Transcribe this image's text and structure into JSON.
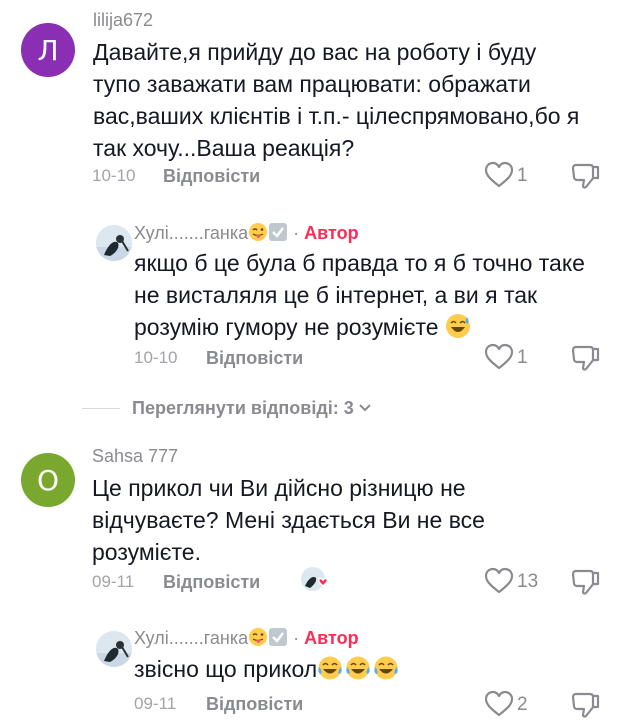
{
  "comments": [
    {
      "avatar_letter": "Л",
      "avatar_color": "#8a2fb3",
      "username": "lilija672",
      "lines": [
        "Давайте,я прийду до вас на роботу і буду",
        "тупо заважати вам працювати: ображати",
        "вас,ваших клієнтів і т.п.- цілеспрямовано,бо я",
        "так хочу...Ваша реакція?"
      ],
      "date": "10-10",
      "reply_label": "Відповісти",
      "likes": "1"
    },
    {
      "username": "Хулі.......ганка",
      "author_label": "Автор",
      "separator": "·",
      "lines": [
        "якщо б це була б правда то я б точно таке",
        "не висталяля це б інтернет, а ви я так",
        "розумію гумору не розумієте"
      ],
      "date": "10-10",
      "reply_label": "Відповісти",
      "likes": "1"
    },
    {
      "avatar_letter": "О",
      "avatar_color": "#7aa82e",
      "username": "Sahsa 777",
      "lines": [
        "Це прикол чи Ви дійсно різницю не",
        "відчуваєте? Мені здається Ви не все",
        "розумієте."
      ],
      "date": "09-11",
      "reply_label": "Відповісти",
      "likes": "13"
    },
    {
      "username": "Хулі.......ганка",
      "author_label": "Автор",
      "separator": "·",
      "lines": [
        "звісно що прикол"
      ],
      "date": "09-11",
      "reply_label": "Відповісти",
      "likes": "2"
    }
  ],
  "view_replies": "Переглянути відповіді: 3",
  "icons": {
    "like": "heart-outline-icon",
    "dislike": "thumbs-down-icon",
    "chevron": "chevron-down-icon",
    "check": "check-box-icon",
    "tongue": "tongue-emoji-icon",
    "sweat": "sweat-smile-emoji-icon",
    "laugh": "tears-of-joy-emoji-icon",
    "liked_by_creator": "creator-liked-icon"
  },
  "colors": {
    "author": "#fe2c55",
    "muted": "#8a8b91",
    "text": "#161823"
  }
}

-------------------------

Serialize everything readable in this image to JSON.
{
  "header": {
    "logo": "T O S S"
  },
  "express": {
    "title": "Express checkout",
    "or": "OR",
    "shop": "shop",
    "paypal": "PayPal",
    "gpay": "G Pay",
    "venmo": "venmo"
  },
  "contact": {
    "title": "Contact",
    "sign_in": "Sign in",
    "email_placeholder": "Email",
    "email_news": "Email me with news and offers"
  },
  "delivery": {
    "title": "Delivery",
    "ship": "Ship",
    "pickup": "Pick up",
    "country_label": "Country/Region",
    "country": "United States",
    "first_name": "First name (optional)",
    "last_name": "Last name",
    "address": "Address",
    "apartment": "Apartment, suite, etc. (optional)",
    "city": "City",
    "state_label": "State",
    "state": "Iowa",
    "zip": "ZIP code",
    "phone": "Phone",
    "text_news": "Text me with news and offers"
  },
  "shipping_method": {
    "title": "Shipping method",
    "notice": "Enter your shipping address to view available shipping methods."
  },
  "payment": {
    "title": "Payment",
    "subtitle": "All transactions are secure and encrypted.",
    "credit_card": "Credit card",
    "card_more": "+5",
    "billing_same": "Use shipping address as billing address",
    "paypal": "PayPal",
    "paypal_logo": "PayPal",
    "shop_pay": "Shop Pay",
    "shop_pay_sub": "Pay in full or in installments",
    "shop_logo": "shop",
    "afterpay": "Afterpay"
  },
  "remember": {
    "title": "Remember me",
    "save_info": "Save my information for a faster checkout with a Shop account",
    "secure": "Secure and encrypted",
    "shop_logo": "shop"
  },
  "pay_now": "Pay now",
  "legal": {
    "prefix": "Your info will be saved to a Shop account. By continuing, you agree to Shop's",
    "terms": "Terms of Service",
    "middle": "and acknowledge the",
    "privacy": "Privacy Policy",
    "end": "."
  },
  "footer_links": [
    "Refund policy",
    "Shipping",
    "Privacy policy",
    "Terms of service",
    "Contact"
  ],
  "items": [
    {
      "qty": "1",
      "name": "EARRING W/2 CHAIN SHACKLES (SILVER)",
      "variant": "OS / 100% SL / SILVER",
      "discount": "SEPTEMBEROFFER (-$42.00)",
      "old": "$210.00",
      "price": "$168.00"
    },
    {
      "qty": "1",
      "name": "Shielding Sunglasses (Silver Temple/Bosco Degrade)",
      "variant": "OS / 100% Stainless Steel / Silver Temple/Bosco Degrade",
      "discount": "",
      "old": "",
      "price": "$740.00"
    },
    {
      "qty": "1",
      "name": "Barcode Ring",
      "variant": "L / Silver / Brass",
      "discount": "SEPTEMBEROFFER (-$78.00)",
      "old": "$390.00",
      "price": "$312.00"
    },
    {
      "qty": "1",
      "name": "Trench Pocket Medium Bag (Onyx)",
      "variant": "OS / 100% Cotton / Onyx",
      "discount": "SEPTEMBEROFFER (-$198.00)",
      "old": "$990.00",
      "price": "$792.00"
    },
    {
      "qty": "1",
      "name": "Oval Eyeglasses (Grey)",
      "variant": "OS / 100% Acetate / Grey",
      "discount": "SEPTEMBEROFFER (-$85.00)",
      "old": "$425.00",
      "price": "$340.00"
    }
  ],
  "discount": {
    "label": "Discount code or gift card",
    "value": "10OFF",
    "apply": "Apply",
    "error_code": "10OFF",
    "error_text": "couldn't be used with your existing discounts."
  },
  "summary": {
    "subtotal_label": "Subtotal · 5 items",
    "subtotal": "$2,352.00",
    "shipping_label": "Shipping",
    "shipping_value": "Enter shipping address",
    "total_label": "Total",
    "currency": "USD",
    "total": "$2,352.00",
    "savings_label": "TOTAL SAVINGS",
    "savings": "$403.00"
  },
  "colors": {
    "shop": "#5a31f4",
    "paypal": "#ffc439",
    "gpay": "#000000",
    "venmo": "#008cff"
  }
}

-------------------------

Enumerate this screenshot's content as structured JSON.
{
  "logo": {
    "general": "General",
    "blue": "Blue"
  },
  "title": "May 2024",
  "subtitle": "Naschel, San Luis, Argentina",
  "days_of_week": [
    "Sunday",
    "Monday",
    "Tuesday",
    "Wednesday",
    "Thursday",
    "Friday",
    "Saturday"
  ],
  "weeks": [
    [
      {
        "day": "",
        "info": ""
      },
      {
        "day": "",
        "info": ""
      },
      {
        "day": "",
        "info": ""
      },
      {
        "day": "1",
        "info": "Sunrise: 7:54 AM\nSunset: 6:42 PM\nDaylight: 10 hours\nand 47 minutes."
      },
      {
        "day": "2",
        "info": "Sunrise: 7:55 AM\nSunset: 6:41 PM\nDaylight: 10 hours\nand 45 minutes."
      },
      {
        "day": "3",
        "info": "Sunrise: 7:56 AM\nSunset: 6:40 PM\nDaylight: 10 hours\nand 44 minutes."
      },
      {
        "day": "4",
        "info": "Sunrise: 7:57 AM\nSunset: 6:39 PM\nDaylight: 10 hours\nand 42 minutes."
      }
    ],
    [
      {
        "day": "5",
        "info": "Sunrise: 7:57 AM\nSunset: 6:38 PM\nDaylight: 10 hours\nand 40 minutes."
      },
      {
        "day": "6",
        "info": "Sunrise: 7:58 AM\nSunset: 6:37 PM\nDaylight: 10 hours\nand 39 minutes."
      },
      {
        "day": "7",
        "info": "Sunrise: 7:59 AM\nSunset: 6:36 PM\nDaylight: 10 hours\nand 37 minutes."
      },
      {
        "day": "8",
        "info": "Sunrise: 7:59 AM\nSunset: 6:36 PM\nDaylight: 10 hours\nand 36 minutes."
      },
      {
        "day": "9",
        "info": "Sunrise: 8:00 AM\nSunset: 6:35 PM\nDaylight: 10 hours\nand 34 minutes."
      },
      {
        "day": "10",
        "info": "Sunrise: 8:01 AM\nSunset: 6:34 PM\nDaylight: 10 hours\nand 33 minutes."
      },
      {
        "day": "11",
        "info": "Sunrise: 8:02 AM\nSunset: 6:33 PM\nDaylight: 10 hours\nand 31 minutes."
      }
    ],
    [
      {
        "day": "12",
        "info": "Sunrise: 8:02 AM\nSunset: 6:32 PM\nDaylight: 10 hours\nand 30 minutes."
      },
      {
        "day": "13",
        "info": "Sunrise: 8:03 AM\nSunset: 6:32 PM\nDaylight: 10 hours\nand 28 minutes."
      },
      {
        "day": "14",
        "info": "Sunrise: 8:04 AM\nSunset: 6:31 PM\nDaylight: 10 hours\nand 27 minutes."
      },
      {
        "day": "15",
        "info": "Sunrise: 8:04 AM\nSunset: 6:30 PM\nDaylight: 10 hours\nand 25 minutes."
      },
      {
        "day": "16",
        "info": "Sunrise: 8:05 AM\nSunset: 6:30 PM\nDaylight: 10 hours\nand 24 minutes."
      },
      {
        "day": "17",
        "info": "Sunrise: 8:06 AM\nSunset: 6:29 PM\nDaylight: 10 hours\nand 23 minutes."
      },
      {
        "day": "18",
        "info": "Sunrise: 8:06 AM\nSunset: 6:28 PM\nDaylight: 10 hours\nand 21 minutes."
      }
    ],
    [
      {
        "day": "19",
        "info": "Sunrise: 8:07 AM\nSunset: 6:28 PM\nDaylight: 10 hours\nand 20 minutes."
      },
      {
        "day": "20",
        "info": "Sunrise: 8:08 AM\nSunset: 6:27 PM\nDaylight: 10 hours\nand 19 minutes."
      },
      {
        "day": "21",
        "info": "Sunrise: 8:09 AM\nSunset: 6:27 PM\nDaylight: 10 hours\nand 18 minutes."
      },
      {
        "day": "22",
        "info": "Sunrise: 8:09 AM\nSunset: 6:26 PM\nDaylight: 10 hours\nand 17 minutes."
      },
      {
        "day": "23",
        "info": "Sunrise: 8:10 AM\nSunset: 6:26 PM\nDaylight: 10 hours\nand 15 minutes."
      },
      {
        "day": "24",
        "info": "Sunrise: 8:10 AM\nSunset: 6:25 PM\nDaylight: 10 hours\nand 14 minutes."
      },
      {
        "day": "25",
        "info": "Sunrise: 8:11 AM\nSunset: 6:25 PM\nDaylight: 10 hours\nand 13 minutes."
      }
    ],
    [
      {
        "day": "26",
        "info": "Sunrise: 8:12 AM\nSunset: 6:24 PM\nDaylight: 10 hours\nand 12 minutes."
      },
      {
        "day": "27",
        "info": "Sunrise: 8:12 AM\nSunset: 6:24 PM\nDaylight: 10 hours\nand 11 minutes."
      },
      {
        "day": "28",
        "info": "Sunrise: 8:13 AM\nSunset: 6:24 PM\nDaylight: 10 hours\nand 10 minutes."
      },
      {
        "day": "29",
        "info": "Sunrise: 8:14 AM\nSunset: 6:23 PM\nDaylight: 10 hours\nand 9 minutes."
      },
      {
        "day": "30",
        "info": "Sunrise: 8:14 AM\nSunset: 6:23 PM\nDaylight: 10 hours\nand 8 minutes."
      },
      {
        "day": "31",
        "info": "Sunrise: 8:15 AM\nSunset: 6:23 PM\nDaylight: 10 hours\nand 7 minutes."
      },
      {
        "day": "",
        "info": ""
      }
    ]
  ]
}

-------------------------

- GOAL -
Which lines contain the word "Bosco"? Copy each one.

- ANSWER FOR THE TASK -
      "name": "Shielding Sunglasses (Silver Temple/Bosco Degrade)",
      "variant": "OS / 100% Stainless Steel / Silver Temple/Bosco Degrade",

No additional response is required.